● DIRECTIVE: After locating the line that contains "Convert this document image to plain text.", quote it and all lines after it through the end of the entries, and nothing more. Pictures stay out.

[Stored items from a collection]
|---|

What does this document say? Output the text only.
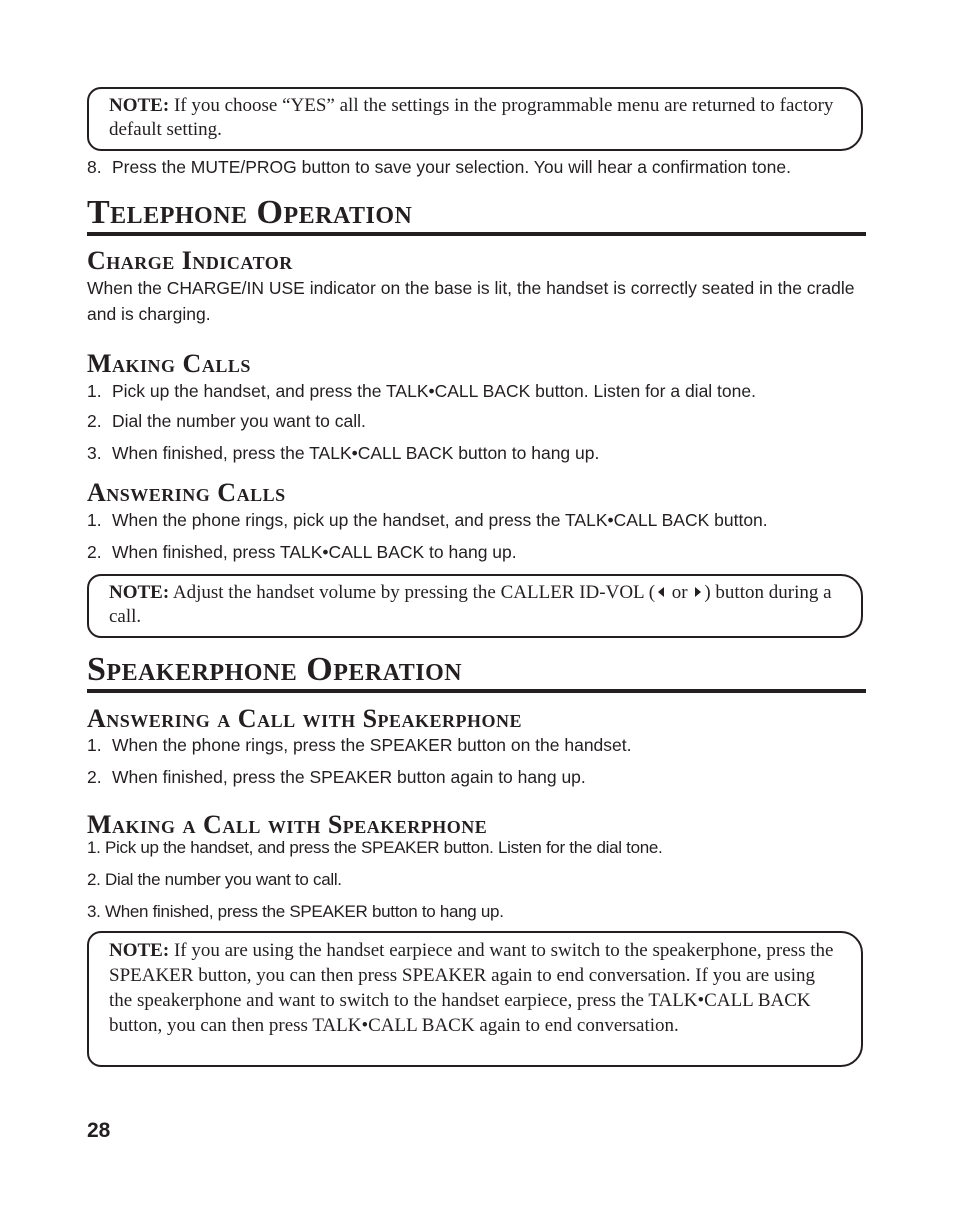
NOTE: If you choose “YES” all the settings in the programmable menu are returned to factory default setting.
8. Press the MUTE/PROG button to save your selection. You will hear a confirmation tone.
Telephone Operation
Charge Indicator
When the CHARGE/IN USE indicator on the base is lit, the handset is correctly seated in the cradle and is charging.
Making Calls
1. Pick up the handset, and press the TALK•CALL BACK button. Listen for a dial tone.
2. Dial the number you want to call.
3. When finished, press the TALK•CALL BACK button to hang up.
Answering Calls
1. When the phone rings, pick up the handset, and press the TALK•CALL BACK button.
2. When finished, press TALK•CALL BACK to hang up.
NOTE: Adjust the handset volume by pressing the CALLER ID-VOL ( or ) button during a call.
Speakerphone Operation
Answering a Call with Speakerphone
1. When the phone rings, press the SPEAKER button on the handset.
2. When finished, press the SPEAKER button again to hang up.
Making a Call with Speakerphone
1. Pick up the handset, and press the SPEAKER button. Listen for the dial tone.
2. Dial the number you want to call.
3. When finished, press the SPEAKER button to hang up.
NOTE: If you are using the handset earpiece and want to switch to the speakerphone, press the SPEAKER button, you can then press SPEAKER again to end conversation. If you are using the speakerphone and want to switch to the handset earpiece, press the TALK•CALL BACK button, you can then press TALK•CALL BACK again to end conversation.
28
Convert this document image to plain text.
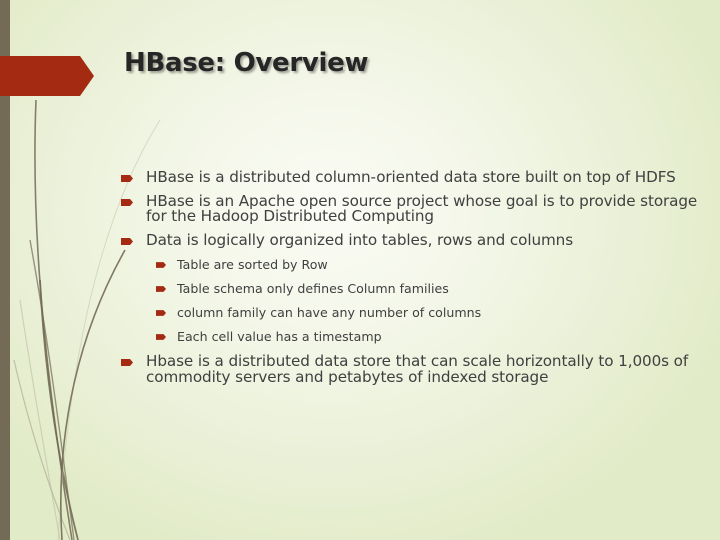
HBase: Overview
HBase is a distributed column-oriented data store built on top of HDFS
HBase is an Apache open source project whose goal is to provide storage for the Hadoop Distributed Computing
Data is logically organized into tables, rows and columns
Table are sorted by Row
Table schema only defines Column families
column family can have any number of columns
Each cell value has a timestamp
Hbase is a distributed data store that can scale horizontally to 1,000s of commodity servers and petabytes of indexed storage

|---|

● WRITTEN ANSWER:
Convert this document image to plain text.
HBase: Overview
HBase is a distributed column-oriented data store built on top of HDFS
HBase is an Apache open source project whose goal is to provide storage for the Hadoop Distributed Computing
Data is logically organized into tables, rows and columns
Table are sorted by Row
Table schema only defines Column families
column family can have any number of columns
Each cell value has a timestamp
Hbase is a distributed data store that can scale horizontally to 1,000s of commodity servers and petabytes of indexed storage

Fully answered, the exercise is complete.